**WHAT IS ASKED**
Each of the entries should be retyped precisely as it appears.

**SUPPLIED INFORMATION**
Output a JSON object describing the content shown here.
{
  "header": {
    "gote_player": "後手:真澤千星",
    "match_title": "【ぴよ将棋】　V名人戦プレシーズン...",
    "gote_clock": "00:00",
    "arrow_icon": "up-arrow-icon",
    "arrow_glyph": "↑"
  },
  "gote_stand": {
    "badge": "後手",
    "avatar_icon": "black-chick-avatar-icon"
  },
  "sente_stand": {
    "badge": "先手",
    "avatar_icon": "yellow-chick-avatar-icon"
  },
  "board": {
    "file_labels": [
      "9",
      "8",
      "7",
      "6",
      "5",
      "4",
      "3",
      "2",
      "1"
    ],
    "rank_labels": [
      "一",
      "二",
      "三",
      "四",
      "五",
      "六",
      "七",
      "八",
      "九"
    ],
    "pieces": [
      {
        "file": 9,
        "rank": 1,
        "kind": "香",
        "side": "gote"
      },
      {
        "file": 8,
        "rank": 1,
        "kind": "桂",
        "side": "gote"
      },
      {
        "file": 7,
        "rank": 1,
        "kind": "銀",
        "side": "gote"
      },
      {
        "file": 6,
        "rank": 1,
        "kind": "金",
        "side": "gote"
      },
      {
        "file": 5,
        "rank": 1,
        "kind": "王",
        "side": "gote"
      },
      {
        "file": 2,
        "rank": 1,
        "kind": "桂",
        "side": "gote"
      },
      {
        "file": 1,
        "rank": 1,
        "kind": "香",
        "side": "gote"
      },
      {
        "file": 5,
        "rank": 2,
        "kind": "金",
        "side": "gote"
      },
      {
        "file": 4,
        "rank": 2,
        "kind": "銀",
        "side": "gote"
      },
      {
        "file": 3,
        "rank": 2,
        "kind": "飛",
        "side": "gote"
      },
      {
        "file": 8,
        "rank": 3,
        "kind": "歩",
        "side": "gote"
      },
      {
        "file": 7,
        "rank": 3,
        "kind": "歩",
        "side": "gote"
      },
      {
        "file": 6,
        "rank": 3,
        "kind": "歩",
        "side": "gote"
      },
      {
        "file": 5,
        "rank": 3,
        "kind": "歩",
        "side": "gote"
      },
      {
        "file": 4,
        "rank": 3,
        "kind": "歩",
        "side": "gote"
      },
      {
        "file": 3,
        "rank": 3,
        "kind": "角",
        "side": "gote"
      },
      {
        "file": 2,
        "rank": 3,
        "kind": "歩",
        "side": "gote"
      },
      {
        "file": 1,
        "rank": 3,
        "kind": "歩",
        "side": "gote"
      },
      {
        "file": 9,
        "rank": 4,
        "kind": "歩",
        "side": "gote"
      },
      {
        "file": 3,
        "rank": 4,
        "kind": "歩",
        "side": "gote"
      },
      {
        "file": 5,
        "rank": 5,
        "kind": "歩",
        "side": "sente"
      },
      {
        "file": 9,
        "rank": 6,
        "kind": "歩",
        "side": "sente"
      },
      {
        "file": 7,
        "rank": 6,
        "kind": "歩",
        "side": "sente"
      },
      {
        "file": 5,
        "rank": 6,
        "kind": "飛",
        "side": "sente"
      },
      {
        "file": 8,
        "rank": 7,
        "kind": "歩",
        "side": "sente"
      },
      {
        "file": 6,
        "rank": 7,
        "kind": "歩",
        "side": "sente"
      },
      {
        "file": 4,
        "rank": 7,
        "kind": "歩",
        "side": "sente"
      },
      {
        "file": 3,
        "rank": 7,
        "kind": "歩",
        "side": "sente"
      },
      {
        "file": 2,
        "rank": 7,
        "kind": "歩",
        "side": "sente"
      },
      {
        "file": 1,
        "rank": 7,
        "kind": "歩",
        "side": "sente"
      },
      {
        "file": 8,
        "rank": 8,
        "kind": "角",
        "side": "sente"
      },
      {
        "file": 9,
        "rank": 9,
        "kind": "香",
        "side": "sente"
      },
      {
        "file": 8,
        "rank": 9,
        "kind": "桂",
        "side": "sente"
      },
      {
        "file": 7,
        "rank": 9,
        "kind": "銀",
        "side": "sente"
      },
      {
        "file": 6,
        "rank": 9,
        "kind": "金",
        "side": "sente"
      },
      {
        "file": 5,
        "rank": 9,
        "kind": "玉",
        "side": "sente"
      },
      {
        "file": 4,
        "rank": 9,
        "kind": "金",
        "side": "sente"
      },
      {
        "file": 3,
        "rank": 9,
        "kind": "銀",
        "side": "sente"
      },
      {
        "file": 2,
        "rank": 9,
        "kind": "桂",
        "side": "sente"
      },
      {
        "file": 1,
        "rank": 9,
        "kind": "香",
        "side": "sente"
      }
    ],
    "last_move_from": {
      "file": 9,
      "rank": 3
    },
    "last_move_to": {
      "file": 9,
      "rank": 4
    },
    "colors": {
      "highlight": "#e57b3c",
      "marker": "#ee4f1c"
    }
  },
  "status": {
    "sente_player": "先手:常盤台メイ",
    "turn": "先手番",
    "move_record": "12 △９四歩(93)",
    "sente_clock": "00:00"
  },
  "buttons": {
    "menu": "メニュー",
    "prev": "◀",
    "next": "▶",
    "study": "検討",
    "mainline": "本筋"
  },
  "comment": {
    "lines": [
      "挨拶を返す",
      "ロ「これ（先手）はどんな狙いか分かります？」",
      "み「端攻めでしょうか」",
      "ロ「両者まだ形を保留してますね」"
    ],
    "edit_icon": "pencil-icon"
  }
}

**OUTPUT**
Output a JSON object describing the content shown here.
{
  "header": {
    "gote_player": "後手:真澤千星",
    "match_title": "【ぴよ将棋】　V名人戦プレシーズン...",
    "gote_clock": "00:00",
    "arrow_icon": "up-arrow-icon",
    "arrow_glyph": "↑"
  },
  "gote_stand": {
    "badge": "後手",
    "avatar_icon": "black-chick-avatar-icon"
  },
  "sente_stand": {
    "badge": "先手",
    "avatar_icon": "yellow-chick-avatar-icon"
  },
  "board": {
    "file_labels": [
      "9",
      "8",
      "7",
      "6",
      "5",
      "4",
      "3",
      "2",
      "1"
    ],
    "rank_labels": [
      "一",
      "二",
      "三",
      "四",
      "五",
      "六",
      "七",
      "八",
      "九"
    ],
    "pieces": [
      {
        "file": 9,
        "rank": 1,
        "kind": "香",
        "side": "gote"
      },
      {
        "file": 8,
        "rank": 1,
        "kind": "桂",
        "side": "gote"
      },
      {
        "file": 7,
        "rank": 1,
        "kind": "銀",
        "side": "gote"
      },
      {
        "file": 6,
        "rank": 1,
        "kind": "金",
        "side": "gote"
      },
      {
        "file": 5,
        "rank": 1,
        "kind": "王",
        "side": "gote"
      },
      {
        "file": 2,
        "rank": 1,
        "kind": "桂",
        "side": "gote"
      },
      {
        "file": 1,
        "rank": 1,
        "kind": "香",
        "side": "gote"
      },
      {
        "file": 5,
        "rank": 2,
        "kind": "金",
        "side": "gote"
      },
      {
        "file": 4,
        "rank": 2,
        "kind": "銀",
        "side": "gote"
      },
      {
        "file": 3,
        "rank": 2,
        "kind": "飛",
        "side": "gote"
      },
      {
        "file": 8,
        "rank": 3,
        "kind": "歩",
        "side": "gote"
      },
      {
        "file": 7,
        "rank": 3,
        "kind": "歩",
        "side": "gote"
      },
      {
        "file": 6,
        "rank": 3,
        "kind": "歩",
        "side": "gote"
      },
      {
        "file": 5,
        "rank": 3,
        "kind": "歩",
        "side": "gote"
      },
      {
        "file": 4,
        "rank": 3,
        "kind": "歩",
        "side": "gote"
      },
      {
        "file": 3,
        "rank": 3,
        "kind": "角",
        "side": "gote"
      },
      {
        "file": 2,
        "rank": 3,
        "kind": "歩",
        "side": "gote"
      },
      {
        "file": 1,
        "rank": 3,
        "kind": "歩",
        "side": "gote"
      },
      {
        "file": 9,
        "rank": 4,
        "kind": "歩",
        "side": "gote"
      },
      {
        "file": 3,
        "rank": 4,
        "kind": "歩",
        "side": "gote"
      },
      {
        "file": 5,
        "rank": 5,
        "kind": "歩",
        "side": "sente"
      },
      {
        "file": 9,
        "rank": 6,
        "kind": "歩",
        "side": "sente"
      },
      {
        "file": 7,
        "rank": 6,
        "kind": "歩",
        "side": "sente"
      },
      {
        "file": 5,
        "rank": 6,
        "kind": "飛",
        "side": "sente"
      },
      {
        "file": 8,
        "rank": 7,
        "kind": "歩",
        "side": "sente"
      },
      {
        "file": 6,
        "rank": 7,
        "kind": "歩",
        "side": "sente"
      },
      {
        "file": 4,
        "rank": 7,
        "kind": "歩",
        "side": "sente"
      },
      {
        "file": 3,
        "rank": 7,
        "kind": "歩",
        "side": "sente"
      },
      {
        "file": 2,
        "rank": 7,
        "kind": "歩",
        "side": "sente"
      },
      {
        "file": 1,
        "rank": 7,
        "kind": "歩",
        "side": "sente"
      },
      {
        "file": 8,
        "rank": 8,
        "kind": "角",
        "side": "sente"
      },
      {
        "file": 9,
        "rank": 9,
        "kind": "香",
        "side": "sente"
      },
      {
        "file": 8,
        "rank": 9,
        "kind": "桂",
        "side": "sente"
      },
      {
        "file": 7,
        "rank": 9,
        "kind": "銀",
        "side": "sente"
      },
      {
        "file": 6,
        "rank": 9,
        "kind": "金",
        "side": "sente"
      },
      {
        "file": 5,
        "rank": 9,
        "kind": "玉",
        "side": "sente"
      },
      {
        "file": 4,
        "rank": 9,
        "kind": "金",
        "side": "sente"
      },
      {
        "file": 3,
        "rank": 9,
        "kind": "銀",
        "side": "sente"
      },
      {
        "file": 2,
        "rank": 9,
        "kind": "桂",
        "side": "sente"
      },
      {
        "file": 1,
        "rank": 9,
        "kind": "香",
        "side": "sente"
      }
    ],
    "last_move_from": {
      "file": 9,
      "rank": 3
    },
    "last_move_to": {
      "file": 9,
      "rank": 4
    },
    "colors": {
      "highlight": "#e57b3c",
      "marker": "#ee4f1c"
    }
  },
  "status": {
    "sente_player": "先手:常盤台メイ",
    "turn": "先手番",
    "move_record": "12 △９四歩(93)",
    "sente_clock": "00:00"
  },
  "buttons": {
    "menu": "メニュー",
    "prev": "◀",
    "next": "▶",
    "study": "検討",
    "mainline": "本筋"
  },
  "comment": {
    "lines": [
      "挨拶を返す",
      "ロ「これ（先手）はどんな狙いか分かります？」",
      "み「端攻めでしょうか」",
      "ロ「両者まだ形を保留してますね」"
    ],
    "edit_icon": "pencil-icon"
  }
}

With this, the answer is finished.